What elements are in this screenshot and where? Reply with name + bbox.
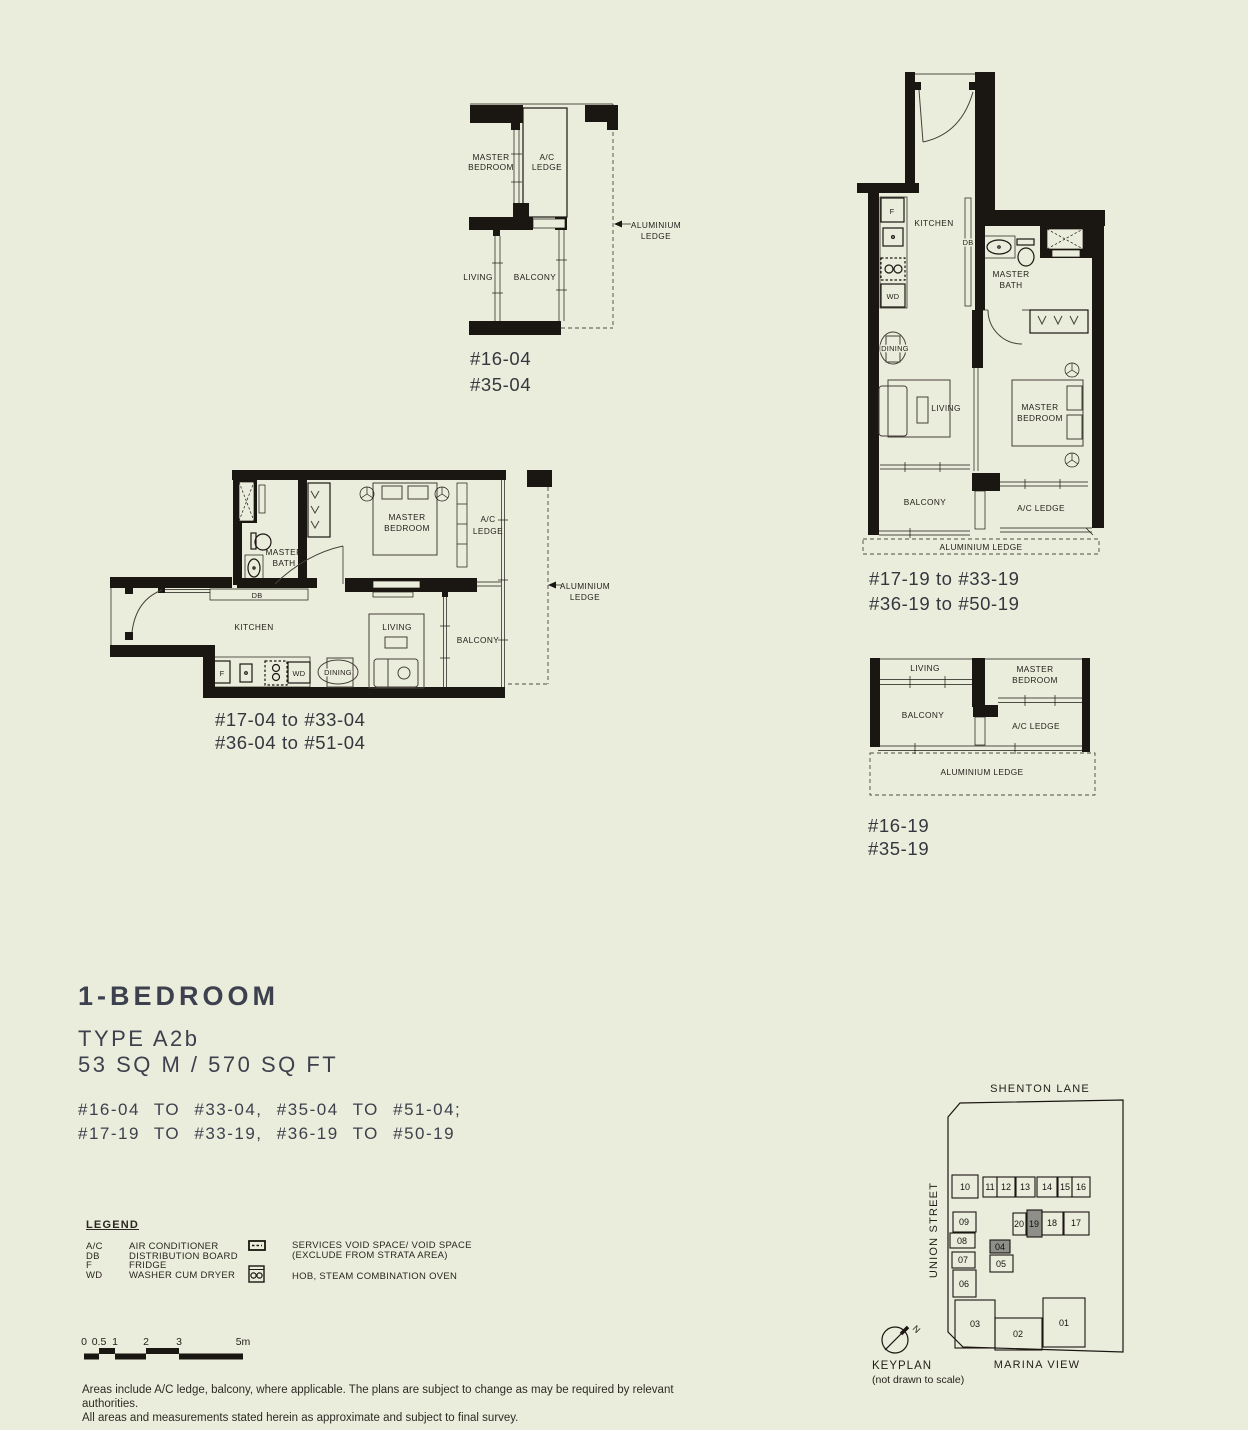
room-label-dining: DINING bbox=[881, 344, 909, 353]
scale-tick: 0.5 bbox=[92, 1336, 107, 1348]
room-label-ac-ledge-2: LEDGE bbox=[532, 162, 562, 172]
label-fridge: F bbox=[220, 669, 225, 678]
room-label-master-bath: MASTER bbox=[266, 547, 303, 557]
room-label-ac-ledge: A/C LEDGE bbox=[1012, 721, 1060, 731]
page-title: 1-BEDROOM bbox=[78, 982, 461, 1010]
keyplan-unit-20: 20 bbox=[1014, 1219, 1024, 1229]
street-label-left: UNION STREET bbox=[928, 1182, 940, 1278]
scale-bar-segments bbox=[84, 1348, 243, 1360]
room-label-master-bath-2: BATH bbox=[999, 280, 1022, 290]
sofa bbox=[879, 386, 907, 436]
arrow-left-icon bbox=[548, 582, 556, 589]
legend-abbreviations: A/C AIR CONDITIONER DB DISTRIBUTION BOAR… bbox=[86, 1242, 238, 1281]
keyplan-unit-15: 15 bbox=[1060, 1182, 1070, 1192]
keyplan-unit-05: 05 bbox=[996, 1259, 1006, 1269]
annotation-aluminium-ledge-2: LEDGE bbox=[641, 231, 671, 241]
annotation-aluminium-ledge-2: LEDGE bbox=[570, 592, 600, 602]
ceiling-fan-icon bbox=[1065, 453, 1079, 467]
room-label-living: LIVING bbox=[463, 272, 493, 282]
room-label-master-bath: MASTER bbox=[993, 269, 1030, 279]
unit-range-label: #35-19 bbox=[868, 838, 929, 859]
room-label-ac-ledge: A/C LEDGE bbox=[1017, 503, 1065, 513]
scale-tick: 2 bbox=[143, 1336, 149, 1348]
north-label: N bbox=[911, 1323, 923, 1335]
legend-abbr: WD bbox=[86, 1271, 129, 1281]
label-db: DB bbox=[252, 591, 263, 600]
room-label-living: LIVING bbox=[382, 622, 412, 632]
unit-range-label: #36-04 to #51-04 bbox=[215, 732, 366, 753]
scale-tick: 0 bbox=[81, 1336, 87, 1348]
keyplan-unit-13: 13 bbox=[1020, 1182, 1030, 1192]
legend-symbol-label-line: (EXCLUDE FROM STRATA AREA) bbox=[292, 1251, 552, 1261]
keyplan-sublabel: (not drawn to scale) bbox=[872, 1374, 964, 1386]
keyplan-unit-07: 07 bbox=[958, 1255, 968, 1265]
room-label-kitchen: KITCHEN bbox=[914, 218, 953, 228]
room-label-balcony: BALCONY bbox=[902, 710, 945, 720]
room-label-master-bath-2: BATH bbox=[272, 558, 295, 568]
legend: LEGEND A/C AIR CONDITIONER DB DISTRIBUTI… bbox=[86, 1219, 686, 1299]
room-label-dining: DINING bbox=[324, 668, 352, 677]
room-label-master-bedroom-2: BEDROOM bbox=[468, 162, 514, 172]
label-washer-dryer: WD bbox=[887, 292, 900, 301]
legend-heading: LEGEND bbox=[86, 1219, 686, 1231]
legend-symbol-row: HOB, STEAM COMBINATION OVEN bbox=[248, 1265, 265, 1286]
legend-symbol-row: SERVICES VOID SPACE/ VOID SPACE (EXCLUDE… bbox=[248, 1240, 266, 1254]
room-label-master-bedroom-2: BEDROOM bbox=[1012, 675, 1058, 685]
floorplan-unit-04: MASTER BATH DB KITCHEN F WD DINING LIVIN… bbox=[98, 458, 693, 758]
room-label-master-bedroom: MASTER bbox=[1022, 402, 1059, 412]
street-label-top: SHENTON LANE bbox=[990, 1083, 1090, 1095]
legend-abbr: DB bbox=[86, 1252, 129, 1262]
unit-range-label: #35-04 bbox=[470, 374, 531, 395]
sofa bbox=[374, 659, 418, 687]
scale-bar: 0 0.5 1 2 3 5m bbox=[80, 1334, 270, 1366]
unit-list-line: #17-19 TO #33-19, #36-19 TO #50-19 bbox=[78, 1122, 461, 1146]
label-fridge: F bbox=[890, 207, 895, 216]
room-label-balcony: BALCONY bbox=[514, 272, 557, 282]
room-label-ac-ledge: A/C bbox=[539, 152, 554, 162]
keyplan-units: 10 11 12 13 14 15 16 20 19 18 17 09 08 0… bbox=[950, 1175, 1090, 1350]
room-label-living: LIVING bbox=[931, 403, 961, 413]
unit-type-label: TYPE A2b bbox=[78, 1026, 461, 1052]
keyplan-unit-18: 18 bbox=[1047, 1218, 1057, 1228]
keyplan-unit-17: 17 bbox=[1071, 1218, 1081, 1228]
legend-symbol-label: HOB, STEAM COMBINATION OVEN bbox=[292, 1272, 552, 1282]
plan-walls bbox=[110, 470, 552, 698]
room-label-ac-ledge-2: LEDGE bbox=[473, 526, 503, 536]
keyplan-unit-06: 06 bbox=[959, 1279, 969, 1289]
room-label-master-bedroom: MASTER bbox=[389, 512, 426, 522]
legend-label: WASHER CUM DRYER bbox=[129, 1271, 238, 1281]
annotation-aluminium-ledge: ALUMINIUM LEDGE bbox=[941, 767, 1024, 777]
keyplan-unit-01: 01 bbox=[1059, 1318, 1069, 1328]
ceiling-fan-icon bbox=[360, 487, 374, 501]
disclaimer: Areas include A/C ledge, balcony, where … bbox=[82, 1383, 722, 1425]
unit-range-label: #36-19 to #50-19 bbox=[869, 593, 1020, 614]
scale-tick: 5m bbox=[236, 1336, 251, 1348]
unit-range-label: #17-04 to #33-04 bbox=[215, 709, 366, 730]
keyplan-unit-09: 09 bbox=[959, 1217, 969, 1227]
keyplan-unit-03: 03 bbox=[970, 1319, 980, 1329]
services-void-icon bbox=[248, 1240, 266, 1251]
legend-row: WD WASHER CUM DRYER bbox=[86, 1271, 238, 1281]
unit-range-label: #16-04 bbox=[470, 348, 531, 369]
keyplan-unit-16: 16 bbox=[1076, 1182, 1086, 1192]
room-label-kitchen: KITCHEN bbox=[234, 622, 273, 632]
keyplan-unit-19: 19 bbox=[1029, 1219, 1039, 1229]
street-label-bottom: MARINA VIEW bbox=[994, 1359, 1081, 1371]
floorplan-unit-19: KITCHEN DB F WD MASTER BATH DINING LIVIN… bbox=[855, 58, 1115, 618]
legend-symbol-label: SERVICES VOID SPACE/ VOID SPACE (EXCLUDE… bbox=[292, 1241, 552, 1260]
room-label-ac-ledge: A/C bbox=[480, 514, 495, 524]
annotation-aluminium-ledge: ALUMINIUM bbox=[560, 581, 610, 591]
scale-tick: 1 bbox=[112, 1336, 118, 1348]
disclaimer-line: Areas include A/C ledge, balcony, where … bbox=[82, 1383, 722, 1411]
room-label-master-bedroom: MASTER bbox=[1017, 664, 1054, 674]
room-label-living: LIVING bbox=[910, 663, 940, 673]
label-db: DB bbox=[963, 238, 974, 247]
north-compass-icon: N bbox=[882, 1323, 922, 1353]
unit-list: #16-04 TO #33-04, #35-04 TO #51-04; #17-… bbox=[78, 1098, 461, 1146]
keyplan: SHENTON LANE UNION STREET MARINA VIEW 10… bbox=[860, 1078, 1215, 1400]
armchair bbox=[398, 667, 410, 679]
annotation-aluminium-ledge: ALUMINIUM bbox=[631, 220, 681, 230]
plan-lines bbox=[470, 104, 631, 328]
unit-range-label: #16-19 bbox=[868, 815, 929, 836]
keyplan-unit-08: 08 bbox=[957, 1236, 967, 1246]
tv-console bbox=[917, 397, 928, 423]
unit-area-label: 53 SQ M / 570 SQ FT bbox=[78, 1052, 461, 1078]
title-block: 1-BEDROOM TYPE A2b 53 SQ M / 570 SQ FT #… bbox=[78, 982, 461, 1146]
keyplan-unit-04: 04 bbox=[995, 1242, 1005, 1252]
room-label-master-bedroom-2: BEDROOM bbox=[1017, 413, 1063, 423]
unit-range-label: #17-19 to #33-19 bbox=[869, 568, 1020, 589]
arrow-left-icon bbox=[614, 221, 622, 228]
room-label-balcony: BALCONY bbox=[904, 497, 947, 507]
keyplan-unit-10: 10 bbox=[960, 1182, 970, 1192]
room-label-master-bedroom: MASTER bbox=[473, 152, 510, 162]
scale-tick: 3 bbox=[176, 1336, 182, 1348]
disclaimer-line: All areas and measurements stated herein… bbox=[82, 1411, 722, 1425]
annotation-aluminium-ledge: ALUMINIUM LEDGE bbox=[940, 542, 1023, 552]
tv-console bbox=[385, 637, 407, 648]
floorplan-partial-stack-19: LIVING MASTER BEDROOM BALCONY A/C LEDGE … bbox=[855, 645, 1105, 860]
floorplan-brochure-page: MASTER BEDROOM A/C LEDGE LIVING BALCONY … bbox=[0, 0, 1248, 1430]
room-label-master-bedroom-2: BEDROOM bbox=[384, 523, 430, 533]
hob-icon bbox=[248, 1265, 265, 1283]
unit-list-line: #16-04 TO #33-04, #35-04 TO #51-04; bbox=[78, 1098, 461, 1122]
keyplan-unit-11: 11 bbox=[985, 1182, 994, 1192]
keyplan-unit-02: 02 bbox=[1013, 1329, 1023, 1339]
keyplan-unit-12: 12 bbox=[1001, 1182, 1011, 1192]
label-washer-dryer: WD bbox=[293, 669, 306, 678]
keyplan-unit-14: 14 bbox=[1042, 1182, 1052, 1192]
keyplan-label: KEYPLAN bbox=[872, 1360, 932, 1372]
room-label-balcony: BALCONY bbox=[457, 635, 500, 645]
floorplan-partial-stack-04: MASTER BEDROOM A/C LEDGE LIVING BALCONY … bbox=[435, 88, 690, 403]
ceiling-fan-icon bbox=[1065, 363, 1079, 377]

◆ ◆ ◆

### Challenge
Please pull out each line of the records that contains the string "fridge". Case counts, so match uppercase and lowercase letters exactly.

### Finished task
label-fridge: F bbox=[220, 669, 225, 678]
label-fridge: F bbox=[890, 207, 895, 216]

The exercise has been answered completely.